WHAT TO WORK ON: Reproduce every line of the records below verbatim, but leave the pictures out.

[Records of where elements are placed]
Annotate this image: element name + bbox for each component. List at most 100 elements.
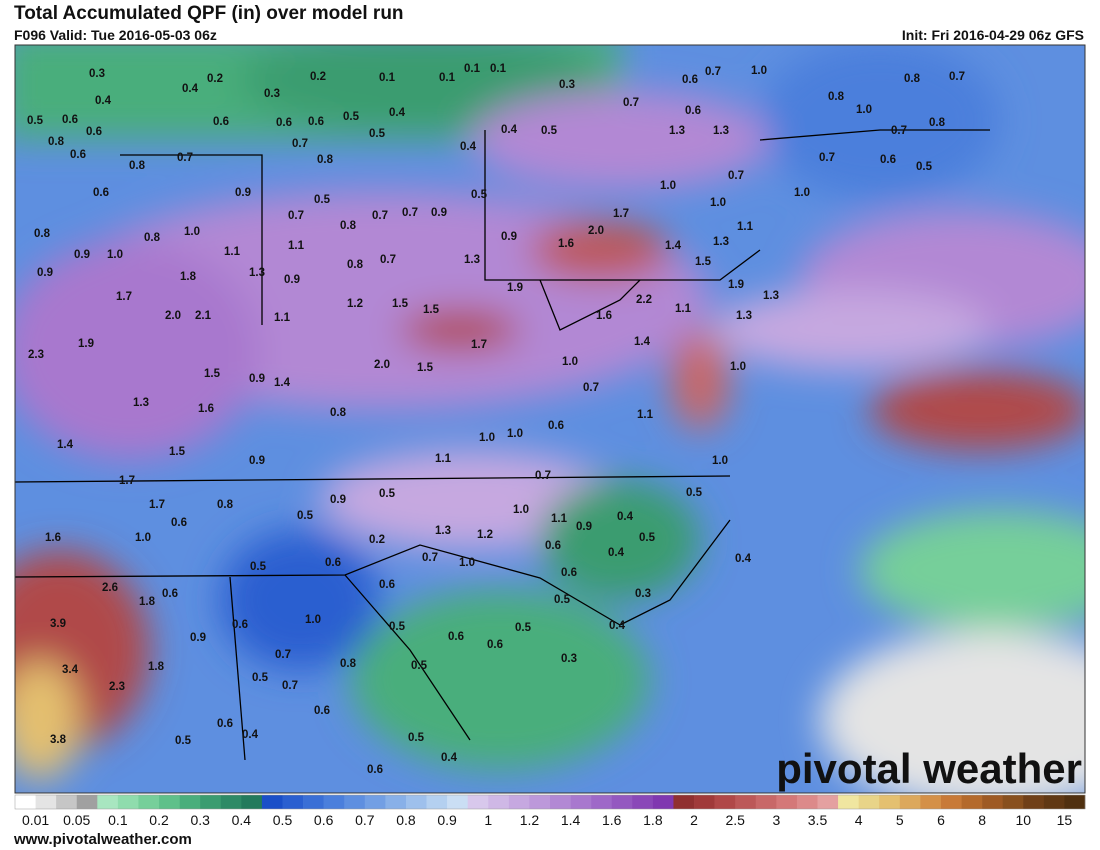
value-label: 0.7 [623,97,639,109]
value-label: 0.7 [705,66,721,78]
colorbar: 0.01 0.05 0.1 0.2 0.3 0.4 0.5 0.6 0.7 0.8 0.9 1 1.2 1… [14,794,1086,828]
colorbar-label: 5 [896,812,904,828]
value-label: 0.6 [314,705,330,717]
value-label: 3.4 [62,664,79,676]
value-label: 1.3 [464,254,480,266]
value-label: 1.1 [435,453,452,465]
precip-field [15,45,1085,793]
colorbar-label: 0.1 [108,812,128,828]
value-label: 0.5 [541,125,558,137]
value-label: 0.5 [554,594,571,606]
value-label: 0.5 [686,487,703,499]
value-label: 0.7 [372,210,388,222]
value-label: 0.9 [249,373,265,385]
value-label: 0.5 [250,561,267,573]
value-label: 0.5 [27,115,44,127]
value-label: 0.1 [464,63,481,75]
color-swatch [220,795,242,809]
color-swatch [117,795,139,809]
color-swatch [261,795,283,809]
value-label: 0.6 [880,154,896,166]
value-label: 0.8 [317,154,334,166]
value-label: 1.1 [551,513,568,525]
color-swatch [364,795,386,809]
value-label: 0.9 [249,455,265,467]
value-label: 0.4 [441,752,458,764]
color-swatch [282,795,304,809]
value-label: 1.4 [274,377,291,389]
value-label: 0.1 [379,72,396,84]
value-label: 0.1 [439,72,456,84]
value-label: 3.8 [50,734,67,746]
value-label: 1.3 [133,397,149,409]
valid-time: F096 Valid: Tue 2016-05-03 06z [14,27,217,43]
value-label: 2.3 [28,349,44,361]
value-label: 0.4 [182,83,199,95]
color-swatch [97,795,119,809]
color-swatch [1064,795,1086,809]
value-label: 0.3 [561,653,577,665]
value-label: 1.1 [637,409,654,421]
colorbar-label: 0.6 [314,812,334,828]
value-label: 0.7 [949,71,965,83]
value-label: 1.1 [288,240,305,252]
colorbar-label: 0.8 [396,812,416,828]
color-swatch [673,795,695,809]
value-label: 0.9 [235,187,251,199]
color-swatch [179,795,201,809]
value-label: 0.3 [89,68,105,80]
value-label: 0.8 [34,228,51,240]
value-label: 0.4 [609,620,626,632]
color-swatch [241,795,263,809]
value-label: 2.3 [109,681,125,693]
value-label: 1.5 [417,362,434,374]
color-swatch [76,795,98,809]
color-swatch [15,795,36,809]
footer: www.pivotalweather.com [14,831,192,848]
value-label: 1.0 [184,226,200,238]
value-label: 0.6 [545,540,561,552]
value-label: 1.6 [198,403,214,415]
value-label: 0.5 [411,660,428,672]
colorbar-label: 1.2 [520,812,540,828]
value-label: 1.2 [477,529,493,541]
value-label: 0.6 [561,567,577,579]
value-label: 0.5 [314,194,331,206]
value-label: 1.8 [180,271,197,283]
color-swatch [200,795,222,809]
value-label: 2.6 [102,582,118,594]
value-label: 0.9 [74,249,90,261]
color-swatch [961,795,983,809]
value-label: 1.3 [763,290,779,302]
value-label: 0.5 [515,622,532,634]
colorbar-label: 4 [855,812,863,828]
value-label: 1.4 [57,439,74,451]
value-label: 0.7 [728,170,744,182]
value-label: 1.7 [471,339,487,351]
value-label: 3.9 [50,618,66,630]
value-label: 0.6 [171,517,187,529]
value-label: 0.6 [325,557,341,569]
value-label: 0.2 [310,71,326,83]
value-label: 1.0 [730,361,746,373]
color-swatch [138,795,160,809]
value-label: 1.3 [249,267,265,279]
value-label: 0.5 [916,161,933,173]
value-label: 0.5 [389,621,406,633]
value-label: 1.3 [435,525,451,537]
value-label: 0.4 [95,95,112,107]
colorbar-label: 1 [484,812,492,828]
colorbar-label: 3 [772,812,780,828]
value-label: 2.2 [636,294,652,306]
value-label: 0.4 [617,511,634,523]
color-swatch [694,795,715,809]
value-label: 1.5 [169,446,186,458]
colorbar-label: 0.2 [149,812,169,828]
color-swatch [940,795,962,809]
value-label: 1.0 [562,356,578,368]
value-label: 0.9 [37,267,53,279]
color-swatch [817,795,839,809]
value-label: 0.6 [86,126,102,138]
value-label: 0.6 [379,579,395,591]
value-label: 1.6 [45,532,61,544]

ANSWER TO THE TASK:
Annotate this image: element name + bbox for each component. List at most 100 elements.
value-label: 0.7 [623,97,639,109]
value-label: 0.7 [705,66,721,78]
colorbar: 0.01 0.05 0.1 0.2 0.3 0.4 0.5 0.6 0.7 0.8 0.9 1 1.2 1… [14,794,1086,828]
colorbar-label: 5 [896,812,904,828]
value-label: 0.6 [314,705,330,717]
value-label: 3.4 [62,664,79,676]
value-label: 1.3 [464,254,480,266]
value-label: 1.1 [435,453,452,465]
precip-field [15,45,1085,793]
colorbar-label: 0.1 [108,812,128,828]
value-label: 0.5 [541,125,558,137]
value-label: 0.5 [554,594,571,606]
value-label: 0.5 [686,487,703,499]
value-label: 0.7 [372,210,388,222]
value-label: 0.9 [249,373,265,385]
value-label: 0.5 [250,561,267,573]
value-label: 0.5 [27,115,44,127]
value-label: 0.1 [464,63,481,75]
color-swatch [220,795,242,809]
color-swatch [117,795,139,809]
color-swatch [261,795,283,809]
value-label: 0.6 [880,154,896,166]
value-label: 0.8 [317,154,334,166]
value-label: 1.1 [551,513,568,525]
color-swatch [364,795,386,809]
value-label: 0.9 [249,455,265,467]
value-label: 0.4 [441,752,458,764]
color-swatch [282,795,304,809]
value-label: 1.4 [274,377,291,389]
value-label: 0.1 [379,72,396,84]
value-label: 0.1 [439,72,456,84]
value-label: 3.8 [50,734,67,746]
value-label: 1.3 [133,397,149,409]
valid-time: F096 Valid: Tue 2016-05-03 06z [14,27,217,43]
value-label: 2.3 [28,349,44,361]
value-label: 0.4 [182,83,199,95]
color-swatch [97,795,119,809]
color-swatch [1064,795,1086,809]
value-label: 0.3 [561,653,577,665]
value-label: 1.1 [637,409,654,421]
colorbar-label: 0.6 [314,812,334,828]
value-label: 0.7 [949,71,965,83]
value-label: 1.1 [288,240,305,252]
colorbar-label: 0.8 [396,812,416,828]
color-swatch [673,795,695,809]
value-label: 0.9 [235,187,251,199]
color-swatch [179,795,201,809]
value-label: 0.3 [89,68,105,80]
value-label: 0.8 [34,228,51,240]
value-label: 0.4 [609,620,626,632]
color-swatch [241,795,263,809]
value-label: 2.3 [109,681,125,693]
value-label: 1.5 [417,362,434,374]
color-swatch [76,795,98,809]
color-swatch [15,795,36,809]
footer: www.pivotalweather.com [14,831,192,848]
value-label: 1.0 [184,226,200,238]
value-label: 0.6 [545,540,561,552]
value-label: 1.6 [198,403,214,415]
value-label: 0.5 [411,660,428,672]
colorbar-label: 1.2 [520,812,540,828]
value-label: 1.2 [477,529,493,541]
value-label: 0.6 [561,567,577,579]
value-label: 0.5 [314,194,331,206]
value-label: 1.8 [180,271,197,283]
color-swatch [200,795,222,809]
value-label: 2.6 [102,582,118,594]
value-label: 0.9 [74,249,90,261]
color-swatch [961,795,983,809]
value-label: 1.3 [763,290,779,302]
value-label: 0.5 [515,622,532,634]
colorbar-label: 4 [855,812,863,828]
value-label: 1.4 [57,439,74,451]
value-label: 0.7 [728,170,744,182]
value-label: 1.7 [471,339,487,351]
value-label: 3.9 [50,618,66,630]
value-label: 0.6 [171,517,187,529]
value-label: 0.6 [325,557,341,569]
value-label: 0.2 [310,71,326,83]
value-label: 1.0 [730,361,746,373]
color-swatch [138,795,160,809]
value-label: 1.3 [249,267,265,279]
value-label: 0.5 [916,161,933,173]
value-label: 0.5 [389,621,406,633]
value-label: 1.3 [435,525,451,537]
value-label: 0.4 [95,95,112,107]
colorbar-label: 1 [484,812,492,828]
colorbar-label: 3 [772,812,780,828]
value-label: 2.2 [636,294,652,306]
value-label: 0.4 [617,511,634,523]
color-swatch [694,795,715,809]
value-label: 1.5 [169,446,186,458]
colorbar-label: 0.2 [149,812,169,828]
color-swatch [940,795,962,809]
value-label: 1.0 [562,356,578,368]
value-label: 0.9 [37,267,53,279]
color-swatch [817,795,839,809]
value-label: 0.6 [86,126,102,138]
value-label: 0.6 [379,579,395,591]
value-label: 1.6 [45,532,61,544]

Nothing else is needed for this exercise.